:: Source passage

Current practice guidelines on thromboprophylaxis differ in the recommendations on cancer patients in the postoperative setting (electronic supplementary Table 3). In regard to the role of ETP, the European Society for Medical Oncology (ESMO)33 guidelines recommend ETP for all patients undergoing major abdominal or pelvic surgery. In comparison, the ASCO34 and National Comprehensive Cancer Network (NCCN)35 guidelines each recommend extended VTE prophylaxis in this setting only for patients with high VTE risk features (electronic supplementary Table 3). The ACCP guidelines12 also address the need for ETP after abdominal or pelvic surgery for cancer, but recommend both VTE and bleeding risk to be assessed before such strategy is implemented (electronic supplementary Table 3). Unfortunately there are no validated tools on assessing thrombotic or hemorrhagic risk in this setting. As such, practical application of these guidelines still pose a challenge.

Our systematic review and meta-analysis has limitations. First, only three RCTs were identified that compared the two thromboprophylaxis strategies. Second, there were insufficient data on specific cancer types and stages, and thus individualized recommendations cannot be derived from our data. Third, heterogeneity may have been introduced by having a mix of different types of surgeries as two studies allowed the inclusion of laparoscopic interventions and one excluded open surgeries altogether. Laparoscopic interventions are associated with activation of the coagulation cascade, but the faster recovery and shorter period of immobility might decrease the overall VTE risk for this patient subgroup and introduce some heterogeneity. Fourth, with the exception of two studies,2,20 all other trials included in our analysis used an open-label design, which may introduce bias regarding physician clinical suspicion for VTE and patient symptom reporting. Last, the LMWH differed between studies and we cannot comment on whether one particular LMWH was more effective or safer than another.

::::
:: Provided information

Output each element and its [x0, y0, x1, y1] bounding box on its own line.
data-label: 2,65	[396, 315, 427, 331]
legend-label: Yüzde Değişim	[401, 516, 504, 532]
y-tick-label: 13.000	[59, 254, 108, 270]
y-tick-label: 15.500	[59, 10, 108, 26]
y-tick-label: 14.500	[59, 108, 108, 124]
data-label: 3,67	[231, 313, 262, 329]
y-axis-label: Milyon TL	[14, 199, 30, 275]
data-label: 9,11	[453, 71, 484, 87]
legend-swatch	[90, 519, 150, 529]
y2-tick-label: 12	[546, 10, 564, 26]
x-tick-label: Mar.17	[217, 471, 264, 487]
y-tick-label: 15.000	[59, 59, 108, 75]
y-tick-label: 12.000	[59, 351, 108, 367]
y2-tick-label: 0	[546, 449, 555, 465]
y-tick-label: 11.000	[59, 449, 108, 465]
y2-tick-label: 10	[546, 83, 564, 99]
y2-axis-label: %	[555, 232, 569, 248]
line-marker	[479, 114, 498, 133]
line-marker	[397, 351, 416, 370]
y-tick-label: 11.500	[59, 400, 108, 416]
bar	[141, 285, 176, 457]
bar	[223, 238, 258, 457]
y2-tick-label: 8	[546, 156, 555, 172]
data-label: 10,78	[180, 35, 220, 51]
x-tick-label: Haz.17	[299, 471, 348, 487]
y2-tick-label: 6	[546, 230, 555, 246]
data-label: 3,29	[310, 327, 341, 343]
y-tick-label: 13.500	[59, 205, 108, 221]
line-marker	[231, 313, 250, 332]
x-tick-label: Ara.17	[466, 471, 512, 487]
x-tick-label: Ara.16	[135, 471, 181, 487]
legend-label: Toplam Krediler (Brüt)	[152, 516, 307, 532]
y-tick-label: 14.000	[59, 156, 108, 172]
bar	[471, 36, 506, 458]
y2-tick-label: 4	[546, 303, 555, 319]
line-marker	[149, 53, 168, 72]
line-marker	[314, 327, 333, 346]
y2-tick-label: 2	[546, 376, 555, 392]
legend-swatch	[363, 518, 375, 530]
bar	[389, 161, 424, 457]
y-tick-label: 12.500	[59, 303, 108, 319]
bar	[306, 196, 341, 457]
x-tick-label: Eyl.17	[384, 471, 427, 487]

::::

Your assignment:
Condense the paragraph in the thromboprophylaxis passage that begins "Our systematic review and meta-analysis has limitations" into a brief list that keeps its main facts.

Exercise result:
Limitations of the systematic review and meta-analysis:
- Only three RCTs compared the two thromboprophylaxis strategies.
- Data on specific cancer types and stages were insufficient, so individualized recommendations cannot be derived.
- Mixing surgery types may have caused heterogeneity. Two studies allowed laparoscopic interventions, and one excluded open surgeries entirely. Laparoscopy activates the coagulation cascade, but faster recovery and shorter immobility may lower overall VTE risk.
- All trials except two used an open-label design. This may bias physician clinical suspicion for VTE and patient symptom reporting.
- The LMWH used differed between studies, so no single LMWH can be judged more effective or safer than another.